— start —

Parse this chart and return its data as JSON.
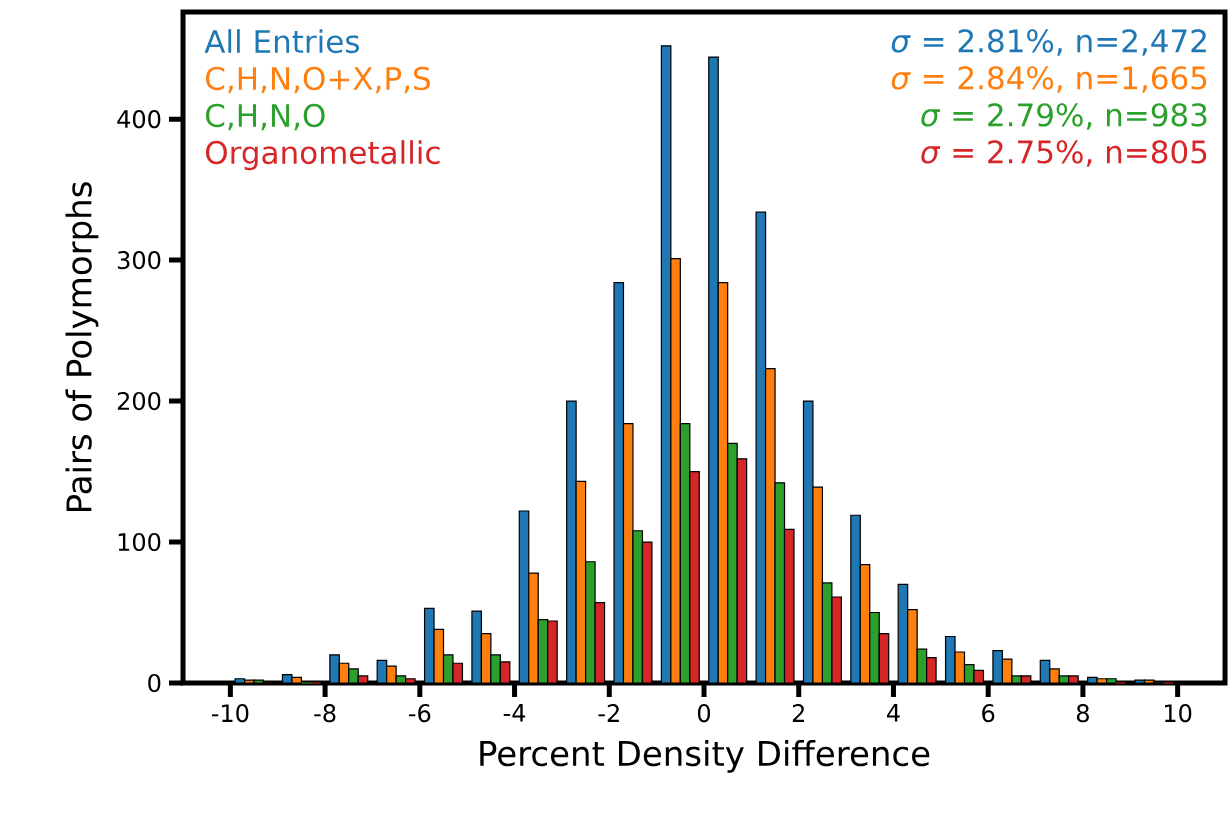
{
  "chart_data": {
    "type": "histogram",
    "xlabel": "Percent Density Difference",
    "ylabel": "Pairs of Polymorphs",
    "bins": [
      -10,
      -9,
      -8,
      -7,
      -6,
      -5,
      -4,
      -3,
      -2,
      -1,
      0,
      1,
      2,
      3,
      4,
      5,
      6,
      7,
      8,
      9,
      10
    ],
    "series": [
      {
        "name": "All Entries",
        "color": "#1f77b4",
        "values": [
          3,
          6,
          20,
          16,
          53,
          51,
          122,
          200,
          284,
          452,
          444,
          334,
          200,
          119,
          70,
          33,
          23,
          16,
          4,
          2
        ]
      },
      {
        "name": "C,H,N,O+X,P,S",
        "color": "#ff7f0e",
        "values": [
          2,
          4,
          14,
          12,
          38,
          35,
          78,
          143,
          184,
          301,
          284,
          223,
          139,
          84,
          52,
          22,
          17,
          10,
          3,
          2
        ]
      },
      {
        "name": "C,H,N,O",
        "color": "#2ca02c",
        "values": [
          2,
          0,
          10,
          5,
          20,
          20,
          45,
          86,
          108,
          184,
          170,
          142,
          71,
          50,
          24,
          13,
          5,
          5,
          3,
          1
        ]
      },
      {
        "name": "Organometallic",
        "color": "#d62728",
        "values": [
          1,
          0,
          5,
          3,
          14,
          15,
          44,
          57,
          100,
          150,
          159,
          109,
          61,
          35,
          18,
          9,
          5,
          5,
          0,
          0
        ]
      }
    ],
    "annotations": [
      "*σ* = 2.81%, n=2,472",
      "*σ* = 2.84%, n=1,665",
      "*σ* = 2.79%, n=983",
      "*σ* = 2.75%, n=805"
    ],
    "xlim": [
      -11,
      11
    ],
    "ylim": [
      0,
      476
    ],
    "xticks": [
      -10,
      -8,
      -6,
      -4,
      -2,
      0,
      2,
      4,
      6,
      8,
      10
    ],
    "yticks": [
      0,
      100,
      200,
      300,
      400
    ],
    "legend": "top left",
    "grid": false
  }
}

— end —
— start —

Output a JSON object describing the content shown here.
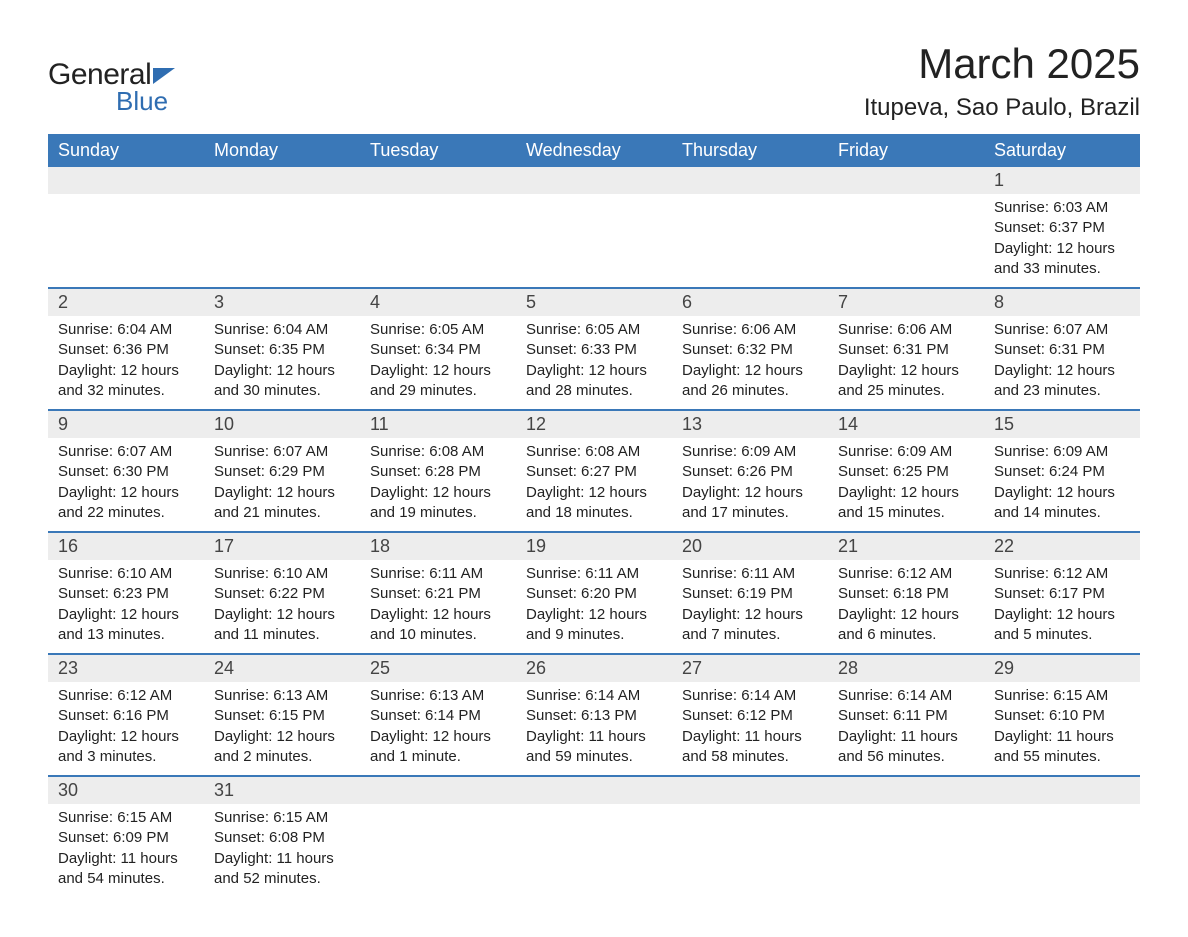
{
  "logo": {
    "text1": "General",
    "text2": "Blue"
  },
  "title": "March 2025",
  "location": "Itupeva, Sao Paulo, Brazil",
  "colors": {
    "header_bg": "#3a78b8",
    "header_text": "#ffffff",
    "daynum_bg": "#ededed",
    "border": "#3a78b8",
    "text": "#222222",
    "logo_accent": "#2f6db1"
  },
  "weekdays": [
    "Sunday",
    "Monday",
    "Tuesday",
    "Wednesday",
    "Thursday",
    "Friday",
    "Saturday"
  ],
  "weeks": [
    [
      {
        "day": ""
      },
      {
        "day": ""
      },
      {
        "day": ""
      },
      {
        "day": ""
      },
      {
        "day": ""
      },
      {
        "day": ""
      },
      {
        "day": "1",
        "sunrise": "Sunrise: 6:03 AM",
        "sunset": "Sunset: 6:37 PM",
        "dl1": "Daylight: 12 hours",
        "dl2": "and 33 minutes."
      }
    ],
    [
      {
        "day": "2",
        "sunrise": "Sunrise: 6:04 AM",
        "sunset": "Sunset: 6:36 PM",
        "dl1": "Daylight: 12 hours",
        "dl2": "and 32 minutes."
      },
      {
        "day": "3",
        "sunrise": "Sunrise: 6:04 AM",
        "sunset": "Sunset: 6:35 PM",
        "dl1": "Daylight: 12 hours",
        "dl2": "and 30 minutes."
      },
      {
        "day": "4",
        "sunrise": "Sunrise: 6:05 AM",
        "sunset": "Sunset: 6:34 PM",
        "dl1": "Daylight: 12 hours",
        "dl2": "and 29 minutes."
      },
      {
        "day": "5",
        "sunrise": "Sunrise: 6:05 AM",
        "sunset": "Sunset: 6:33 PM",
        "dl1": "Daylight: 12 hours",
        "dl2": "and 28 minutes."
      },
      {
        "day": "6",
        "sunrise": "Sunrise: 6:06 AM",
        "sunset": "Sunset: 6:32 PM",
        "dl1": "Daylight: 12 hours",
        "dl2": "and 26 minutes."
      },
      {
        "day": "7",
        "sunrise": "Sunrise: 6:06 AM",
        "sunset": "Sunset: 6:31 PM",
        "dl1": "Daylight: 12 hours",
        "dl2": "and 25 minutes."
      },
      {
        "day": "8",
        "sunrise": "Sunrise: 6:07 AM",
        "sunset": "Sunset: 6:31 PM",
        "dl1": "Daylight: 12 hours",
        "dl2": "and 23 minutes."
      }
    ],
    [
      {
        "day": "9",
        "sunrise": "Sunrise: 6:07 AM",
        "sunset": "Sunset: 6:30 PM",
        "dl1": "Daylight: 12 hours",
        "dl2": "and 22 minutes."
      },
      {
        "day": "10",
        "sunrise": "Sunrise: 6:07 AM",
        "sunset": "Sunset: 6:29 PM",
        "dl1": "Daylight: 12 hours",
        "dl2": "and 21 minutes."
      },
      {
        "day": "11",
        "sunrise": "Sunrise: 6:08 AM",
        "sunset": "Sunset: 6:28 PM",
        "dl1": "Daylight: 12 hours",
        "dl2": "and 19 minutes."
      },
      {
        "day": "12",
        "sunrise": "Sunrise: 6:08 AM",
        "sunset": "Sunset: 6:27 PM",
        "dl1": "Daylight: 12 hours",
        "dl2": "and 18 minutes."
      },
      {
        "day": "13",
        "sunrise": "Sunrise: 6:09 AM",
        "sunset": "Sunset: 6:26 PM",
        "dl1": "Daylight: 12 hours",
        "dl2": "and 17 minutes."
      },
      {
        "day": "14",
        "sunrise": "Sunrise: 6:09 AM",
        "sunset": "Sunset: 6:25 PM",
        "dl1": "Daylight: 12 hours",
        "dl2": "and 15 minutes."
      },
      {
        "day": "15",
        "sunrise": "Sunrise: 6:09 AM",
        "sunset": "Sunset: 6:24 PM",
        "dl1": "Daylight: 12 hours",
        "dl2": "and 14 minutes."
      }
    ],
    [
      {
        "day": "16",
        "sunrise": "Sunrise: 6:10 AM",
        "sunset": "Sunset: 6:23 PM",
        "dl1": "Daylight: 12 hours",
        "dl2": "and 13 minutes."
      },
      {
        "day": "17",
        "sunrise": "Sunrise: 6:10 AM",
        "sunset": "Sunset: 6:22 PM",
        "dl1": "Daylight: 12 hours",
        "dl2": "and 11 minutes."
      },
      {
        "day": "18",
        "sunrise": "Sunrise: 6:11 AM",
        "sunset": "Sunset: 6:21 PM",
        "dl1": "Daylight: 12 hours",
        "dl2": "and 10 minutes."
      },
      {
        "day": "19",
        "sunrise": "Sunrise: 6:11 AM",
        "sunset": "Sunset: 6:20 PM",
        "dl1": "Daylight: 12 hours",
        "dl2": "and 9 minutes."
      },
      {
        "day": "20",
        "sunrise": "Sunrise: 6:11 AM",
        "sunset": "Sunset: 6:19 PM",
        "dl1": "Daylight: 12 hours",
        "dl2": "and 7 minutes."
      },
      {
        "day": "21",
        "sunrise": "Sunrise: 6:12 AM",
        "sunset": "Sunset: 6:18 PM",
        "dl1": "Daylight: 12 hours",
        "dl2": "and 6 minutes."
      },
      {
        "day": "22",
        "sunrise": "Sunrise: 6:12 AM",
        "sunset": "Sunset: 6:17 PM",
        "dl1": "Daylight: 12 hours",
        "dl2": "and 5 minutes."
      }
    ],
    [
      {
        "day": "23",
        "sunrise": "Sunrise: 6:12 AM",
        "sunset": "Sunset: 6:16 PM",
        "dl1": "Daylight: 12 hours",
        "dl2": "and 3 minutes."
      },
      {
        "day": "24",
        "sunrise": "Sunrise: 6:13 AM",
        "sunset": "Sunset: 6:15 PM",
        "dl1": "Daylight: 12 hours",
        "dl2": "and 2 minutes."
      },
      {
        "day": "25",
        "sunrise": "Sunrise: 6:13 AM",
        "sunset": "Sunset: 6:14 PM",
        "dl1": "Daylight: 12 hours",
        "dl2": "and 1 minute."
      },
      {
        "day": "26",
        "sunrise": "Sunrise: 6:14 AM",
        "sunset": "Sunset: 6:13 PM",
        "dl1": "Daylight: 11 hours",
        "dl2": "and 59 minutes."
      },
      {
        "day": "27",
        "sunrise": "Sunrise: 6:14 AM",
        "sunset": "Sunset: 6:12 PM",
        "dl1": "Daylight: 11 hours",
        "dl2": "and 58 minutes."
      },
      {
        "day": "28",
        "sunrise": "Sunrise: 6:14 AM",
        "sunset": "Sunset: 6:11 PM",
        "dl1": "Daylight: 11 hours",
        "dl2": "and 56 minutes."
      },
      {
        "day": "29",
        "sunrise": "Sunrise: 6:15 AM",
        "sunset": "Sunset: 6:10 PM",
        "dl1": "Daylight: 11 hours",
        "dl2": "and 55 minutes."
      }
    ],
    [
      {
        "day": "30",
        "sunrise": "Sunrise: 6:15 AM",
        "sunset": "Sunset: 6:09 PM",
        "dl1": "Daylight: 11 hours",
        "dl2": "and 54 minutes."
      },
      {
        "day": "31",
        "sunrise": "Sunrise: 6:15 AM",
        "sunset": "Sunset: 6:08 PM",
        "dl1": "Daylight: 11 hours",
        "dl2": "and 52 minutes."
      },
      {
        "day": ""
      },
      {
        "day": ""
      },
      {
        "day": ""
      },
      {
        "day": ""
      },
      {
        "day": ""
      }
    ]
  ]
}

— end —

§ What to do
In the records, locate each line holding the string "name" and copy it.

§ Exercise response
        "name": "All Entries",
        "name": "C,H,N,O+X,P,S",
        "name": "C,H,N,O",
        "name": "Organometallic",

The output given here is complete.